* [EXERCISE OBJECTIVE]:
Would you set down every entry shown below, precisely as written?

* [Extracted data entries]:
★ ★ ★ ★
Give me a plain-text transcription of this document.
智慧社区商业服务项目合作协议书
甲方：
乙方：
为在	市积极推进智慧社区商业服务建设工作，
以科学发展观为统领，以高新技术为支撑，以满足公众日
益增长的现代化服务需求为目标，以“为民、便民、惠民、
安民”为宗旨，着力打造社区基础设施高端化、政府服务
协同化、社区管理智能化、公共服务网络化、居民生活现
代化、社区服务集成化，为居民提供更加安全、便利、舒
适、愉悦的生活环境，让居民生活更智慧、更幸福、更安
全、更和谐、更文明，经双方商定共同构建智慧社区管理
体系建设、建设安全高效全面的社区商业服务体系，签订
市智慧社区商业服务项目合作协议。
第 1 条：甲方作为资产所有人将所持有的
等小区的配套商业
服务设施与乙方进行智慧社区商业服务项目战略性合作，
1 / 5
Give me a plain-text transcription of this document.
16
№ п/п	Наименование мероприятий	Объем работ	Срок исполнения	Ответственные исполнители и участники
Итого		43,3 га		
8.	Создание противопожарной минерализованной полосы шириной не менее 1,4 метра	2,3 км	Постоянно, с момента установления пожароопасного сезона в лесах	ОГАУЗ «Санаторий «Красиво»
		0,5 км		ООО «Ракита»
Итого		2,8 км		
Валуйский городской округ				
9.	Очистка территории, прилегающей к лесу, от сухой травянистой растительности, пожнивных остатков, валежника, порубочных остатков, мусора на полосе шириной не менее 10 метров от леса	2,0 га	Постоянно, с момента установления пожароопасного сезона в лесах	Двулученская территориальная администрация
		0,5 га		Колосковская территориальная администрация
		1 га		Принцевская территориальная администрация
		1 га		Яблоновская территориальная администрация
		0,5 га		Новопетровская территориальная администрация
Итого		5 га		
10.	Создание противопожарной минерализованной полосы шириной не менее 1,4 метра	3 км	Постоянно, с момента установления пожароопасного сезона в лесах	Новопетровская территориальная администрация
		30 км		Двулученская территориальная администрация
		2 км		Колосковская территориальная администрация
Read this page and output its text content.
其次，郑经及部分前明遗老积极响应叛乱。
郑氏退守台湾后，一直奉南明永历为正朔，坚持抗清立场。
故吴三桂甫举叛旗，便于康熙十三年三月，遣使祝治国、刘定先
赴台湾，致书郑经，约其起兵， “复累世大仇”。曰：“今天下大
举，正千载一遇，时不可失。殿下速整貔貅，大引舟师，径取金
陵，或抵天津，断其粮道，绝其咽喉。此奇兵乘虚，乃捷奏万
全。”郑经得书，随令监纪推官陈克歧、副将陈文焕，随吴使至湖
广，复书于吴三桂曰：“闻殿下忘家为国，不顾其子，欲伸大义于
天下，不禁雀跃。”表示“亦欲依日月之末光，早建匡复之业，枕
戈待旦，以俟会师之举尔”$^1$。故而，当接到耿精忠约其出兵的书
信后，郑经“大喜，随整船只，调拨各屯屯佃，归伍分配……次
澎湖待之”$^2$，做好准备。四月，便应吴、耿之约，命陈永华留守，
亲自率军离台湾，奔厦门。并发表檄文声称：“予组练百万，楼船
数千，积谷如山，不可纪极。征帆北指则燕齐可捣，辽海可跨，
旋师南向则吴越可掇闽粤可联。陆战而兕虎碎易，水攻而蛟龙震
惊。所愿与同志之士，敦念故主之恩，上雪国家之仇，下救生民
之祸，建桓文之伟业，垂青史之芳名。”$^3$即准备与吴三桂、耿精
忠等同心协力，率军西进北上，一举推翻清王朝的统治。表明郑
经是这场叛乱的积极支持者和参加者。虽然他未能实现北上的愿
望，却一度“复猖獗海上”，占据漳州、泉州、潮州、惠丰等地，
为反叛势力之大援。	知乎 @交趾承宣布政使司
★ ★ ★ ★
* [RESULT BELOW]:
Give me a plain-text transcription of this document.
智慧社区商业服务项目合作协议书
甲方：
乙方：
为在	市积极推进智慧社区商业服务建设工作，
以科学发展观为统领，以高新技术为支撑，以满足公众日
益增长的现代化服务需求为目标，以“为民、便民、惠民、
安民”为宗旨，着力打造社区基础设施高端化、政府服务
协同化、社区管理智能化、公共服务网络化、居民生活现
代化、社区服务集成化，为居民提供更加安全、便利、舒
适、愉悦的生活环境，让居民生活更智慧、更幸福、更安
全、更和谐、更文明，经双方商定共同构建智慧社区管理
体系建设、建设安全高效全面的社区商业服务体系，签订
市智慧社区商业服务项目合作协议。
第 1 条：甲方作为资产所有人将所持有的
等小区的配套商业
服务设施与乙方进行智慧社区商业服务项目战略性合作，
1 / 5
Give me a plain-text transcription of this document.
16
№ п/п	Наименование мероприятий	Объем работ	Срок исполнения	Ответственные исполнители и участники
Итого		43,3 га		
8.	Создание противопожарной минерализованной полосы шириной не менее 1,4 метра	2,3 км	Постоянно, с момента установления пожароопасного сезона в лесах	ОГАУЗ «Санаторий «Красиво»
		0,5 км		ООО «Ракита»
Итого		2,8 км		
Валуйский городской округ				
9.	Очистка территории, прилегающей к лесу, от сухой травянистой растительности, пожнивных остатков, валежника, порубочных остатков, мусора на полосе шириной не менее 10 метров от леса	2,0 га	Постоянно, с момента установления пожароопасного сезона в лесах	Двулученская территориальная администрация
		0,5 га		Колосковская территориальная администрация
		1 га		Принцевская территориальная администрация
		1 га		Яблоновская территориальная администрация
		0,5 га		Новопетровская территориальная администрация
Итого		5 га		
10.	Создание противопожарной минерализованной полосы шириной не менее 1,4 метра	3 км	Постоянно, с момента установления пожароопасного сезона в лесах	Новопетровская территориальная администрация
		30 км		Двулученская территориальная администрация
		2 км		Колосковская территориальная администрация
Read this page and output its text content.
其次，郑经及部分前明遗老积极响应叛乱。
郑氏退守台湾后，一直奉南明永历为正朔，坚持抗清立场。
故吴三桂甫举叛旗，便于康熙十三年三月，遣使祝治国、刘定先
赴台湾，致书郑经，约其起兵， “复累世大仇”。曰：“今天下大
举，正千载一遇，时不可失。殿下速整貔貅，大引舟师，径取金
陵，或抵天津，断其粮道，绝其咽喉。此奇兵乘虚，乃捷奏万
全。”郑经得书，随令监纪推官陈克歧、副将陈文焕，随吴使至湖
广，复书于吴三桂曰：“闻殿下忘家为国，不顾其子，欲伸大义于
天下，不禁雀跃。”表示“亦欲依日月之末光，早建匡复之业，枕
戈待旦，以俟会师之举尔”$^1$。故而，当接到耿精忠约其出兵的书
信后，郑经“大喜，随整船只，调拨各屯屯佃，归伍分配……次
澎湖待之”$^2$，做好准备。四月，便应吴、耿之约，命陈永华留守，
亲自率军离台湾，奔厦门。并发表檄文声称：“予组练百万，楼船
数千，积谷如山，不可纪极。征帆北指则燕齐可捣，辽海可跨，
旋师南向则吴越可掇闽粤可联。陆战而兕虎碎易，水攻而蛟龙震
惊。所愿与同志之士，敦念故主之恩，上雪国家之仇，下救生民
之祸，建桓文之伟业，垂青史之芳名。”$^3$即准备与吴三桂、耿精
忠等同心协力，率军西进北上，一举推翻清王朝的统治。表明郑
经是这场叛乱的积极支持者和参加者。虽然他未能实现北上的愿
望，却一度“复猖獗海上”，占据漳州、泉州、潮州、惠丰等地，
为反叛势力之大援。	知乎 @交趾承宣布政使司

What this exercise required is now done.